Brief. Return each line that holds the word "page".
======
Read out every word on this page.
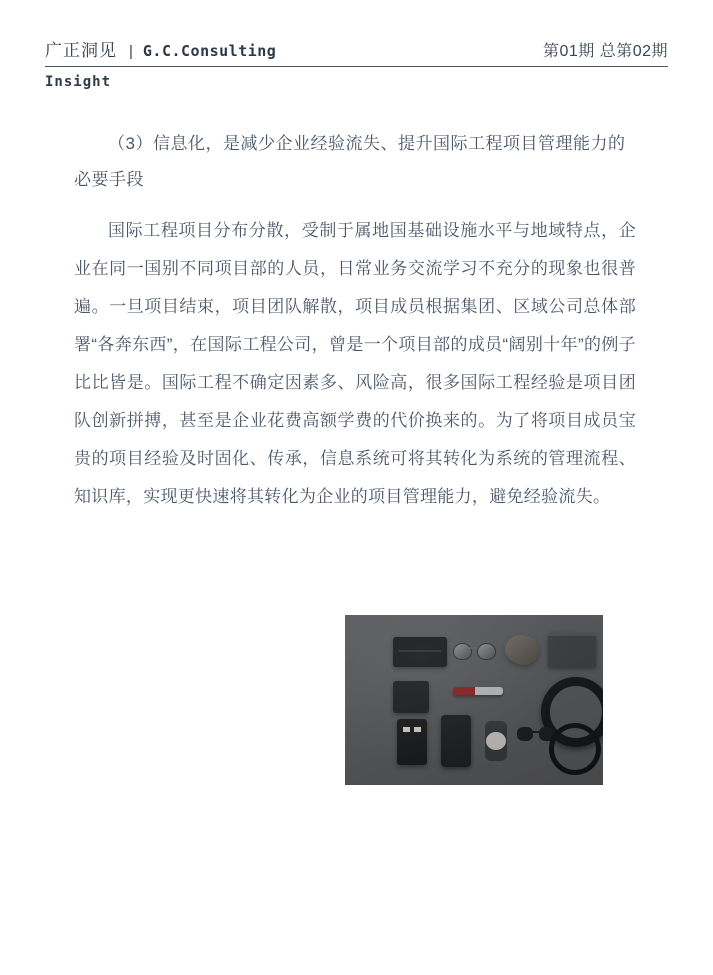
广正洞见 | G.C.Consulting	第01期 总第02期
Insight

（3）信息化，是减少企业经验流失、提升国际工程项目管理能力的必要手段

国际工程项目分布分散，受制于属地国基础设施水平与地域特点，企业在同一国别不同项目部的人员，日常业务交流学习不充分的现象也很普遍。一旦项目结束，项目团队解散，项目成员根据集团、区域公司总体部署“各奔东西”，在国际工程公司，曾是一个项目部的成员“阔别十年”的例子比比皆是。国际工程不确定因素多、风险高，很多国际工程经验是项目团队创新拼搏，甚至是企业花费高额学费的代价换来的。为了将项目成员宝贵的项目经验及时固化、传承，信息系统可将其转化为系统的管理流程、知识库，实现更快速将其转化为企业的项目管理能力，避免经验流失。
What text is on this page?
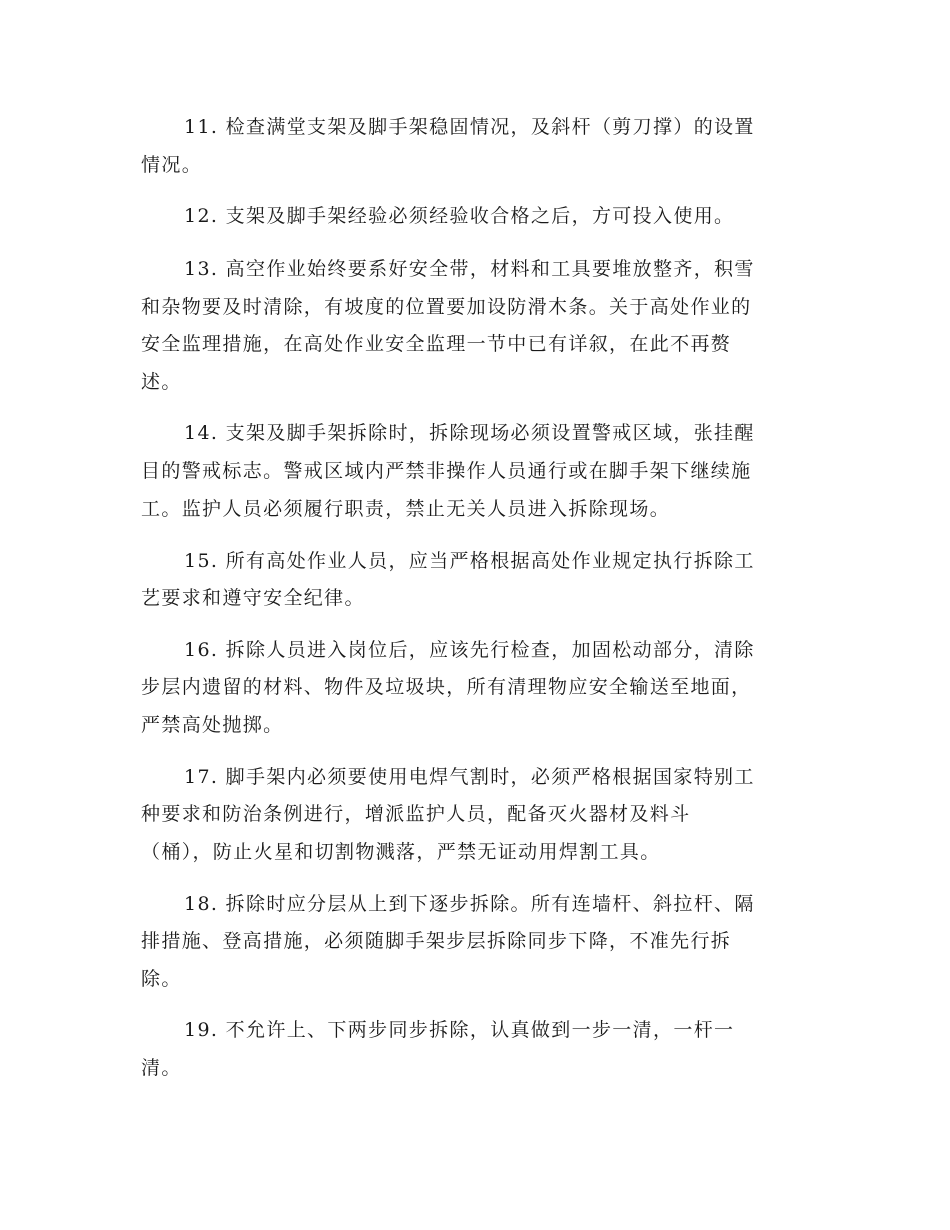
11. 检查满堂支架及脚手架稳固情况，及斜杆（剪刀撑）的设置

情况。

12. 支架及脚手架经验必须经验收合格之后，方可投入使用。

13. 高空作业始终要系好安全带，材料和工具要堆放整齐，积雪

和杂物要及时清除，有坡度的位置要加设防滑木条。关于高处作业的

安全监理措施，在高处作业安全监理一节中已有详叙，在此不再赘

述。

14. 支架及脚手架拆除时，拆除现场必须设置警戒区域，张挂醒

目的警戒标志。警戒区域内严禁非操作人员通行或在脚手架下继续施

工。监护人员必须履行职责，禁止无关人员进入拆除现场。

15. 所有高处作业人员，应当严格根据高处作业规定执行拆除工

艺要求和遵守安全纪律。

16. 拆除人员进入岗位后，应该先行检查，加固松动部分，清除

步层内遗留的材料、物件及垃圾块，所有清理物应安全输送至地面，

严禁高处抛掷。

17. 脚手架内必须要使用电焊气割时，必须严格根据国家特别工

种要求和防治条例进行，增派监护人员，配备灭火器材及料斗

（桶），防止火星和切割物溅落，严禁无证动用焊割工具。

18. 拆除时应分层从上到下逐步拆除。所有连墙杆、斜拉杆、隔

排措施、登高措施，必须随脚手架步层拆除同步下降，不准先行拆

除。

19. 不允许上、下两步同步拆除，认真做到一步一清，一杆一

清。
======
Output.
Read out every word on this page.
What text is on this page?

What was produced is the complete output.